# Complete the following
- 1) In the hospices-for-the-elderly text, rewrite the part starting with "The care of the elderly" and going on through "also provided services.", with "hostels" replaced by "care homes".
- 2) According to the text on hospices for the elderly, who ran Saura Hospital at Rabat until 2002?
- 3) What is the Spanish for this sentence from the text on hospices for the elderly: "By 1798, there were 80 beds reserved for members of both sexes."

Hospices for the Elderly

C. Savona-Ventura

There is historical evidence for the preoccupation of the religious and civil authorities during medieval times for care towards the old infirm. In 1433 Santo Spirito was known to cater for about 8 resident paupers (infirmorum et pauperum / abitanti poviri). The hospital accounts for 1494-1548 include the expenses covering the board, lodging, clothing, care in illness, and burial of the resident paupers. After 1550, hospital still supported paupers but no board apparently given. In addition during 1592-3, The Universita` provided financial assistance to the needy living in central regions of Malta. The lists of recipients of this assistance include the aged and infirm decrepit old women. The Sacra Infermeria in 1776 dispensed bread and soup to the poor and infirm of the capital city. Elderly men in need were provided with about 50 perpetual beds in the hospital, while these were also awarded financial assistance [1].

The care of the elderly has thus always centered on the provision of Residential Care in the form of hostels or hospitals provided by the state, philantrophic activities, the Church, and today by business enterprise. In addition there has been the availability of Community support schemes to assure financial resources via alms and financial schemes such as the government pension scheme of relatively recent years, and the availability of community services aimed at helping the elderly live in the community. Until the twentieth century, the old people hospices were often initiated by philantrophic individuals who eventually passed the management of these homes to the control of the Church authorities. The state also provided services.


Saura Hospital at Rabat was founded 1667 by Dr. Nicholas Saura who left all his personal and his daughter’s wealth for the building of the edifice. Further funds were given by Rev. M. Azzopardi in 1762, while further donations and bequests given by other individuals. Regulations for running the hospice laid down by Bishop M.G. Molina in 1680. After 1762, preference for admission to this hospice was given to old priests from Zebbug and those giving service in the Cathedral and St. Paul’s Church. By 1798, there were 80 beds reserved for members of both sexes. The running of the hospice was entrusted to the care of the Sisters of Charity. By 1975, the hospice was only offering refuge for 36 individuals. The Sisters of Charity ran Saura Hospital at Rabat till 2002 caring for about 65 residents [2].

St. Joseph Hospital at Zebbug was another philantrophic hospice founded in 1778 through a bequest of the butcher Gio.Battista Debono from Zebbug. The decree authorizing the establishment was issued by Bishop Labini on 7th November 1787 and the hospital was declared open catering for 15 female patients on 19th March 1788. It was placed under the direction of the nuns of the Tertiary Order of St. Francis [3]. Home closed in 2012.

# Records supplied
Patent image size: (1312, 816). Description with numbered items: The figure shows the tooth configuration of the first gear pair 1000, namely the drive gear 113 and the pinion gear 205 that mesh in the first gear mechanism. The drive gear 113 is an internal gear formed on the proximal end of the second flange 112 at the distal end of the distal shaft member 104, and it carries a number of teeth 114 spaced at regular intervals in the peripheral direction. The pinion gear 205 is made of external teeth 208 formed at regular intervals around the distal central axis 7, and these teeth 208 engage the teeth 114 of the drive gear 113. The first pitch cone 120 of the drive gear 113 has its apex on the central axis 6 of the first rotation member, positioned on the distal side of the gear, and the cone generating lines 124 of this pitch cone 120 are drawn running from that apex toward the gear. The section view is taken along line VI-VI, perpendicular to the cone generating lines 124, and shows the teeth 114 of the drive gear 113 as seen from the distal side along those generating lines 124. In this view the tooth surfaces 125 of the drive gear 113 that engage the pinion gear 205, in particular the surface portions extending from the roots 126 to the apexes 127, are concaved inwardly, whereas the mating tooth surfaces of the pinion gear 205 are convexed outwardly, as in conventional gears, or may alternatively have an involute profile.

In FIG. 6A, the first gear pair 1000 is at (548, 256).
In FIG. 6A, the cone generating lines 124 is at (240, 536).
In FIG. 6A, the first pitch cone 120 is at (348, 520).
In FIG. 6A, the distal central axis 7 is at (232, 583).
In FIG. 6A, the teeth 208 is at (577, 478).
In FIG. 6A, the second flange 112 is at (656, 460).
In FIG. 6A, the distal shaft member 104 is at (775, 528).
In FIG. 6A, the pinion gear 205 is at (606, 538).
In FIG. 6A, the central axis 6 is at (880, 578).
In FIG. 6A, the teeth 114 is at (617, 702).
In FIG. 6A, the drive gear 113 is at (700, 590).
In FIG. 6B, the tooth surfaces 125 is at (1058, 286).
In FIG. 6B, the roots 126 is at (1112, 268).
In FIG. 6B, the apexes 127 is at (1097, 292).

# Outputs in order
- 1)
The care of the elderly has thus always centered on the provision of Residential Care in the form of care homes or hospitals provided by the state, philantrophic activities, the Church, and today by business enterprise. In addition there has been the availability of Community support schemes to assure financial resources via alms and financial schemes such as the government pension scheme of relatively recent years, and the availability of community services aimed at helping the elderly live in the community. Until the twentieth century, the old people hospices were often initiated by philantrophic individuals who eventually passed the management of these homes to the control of the Church authorities. The state also provided services.

- 2) The Sisters of Charity

- 3) Para 1798, había 80 camas reservadas para miembros de ambos sexos.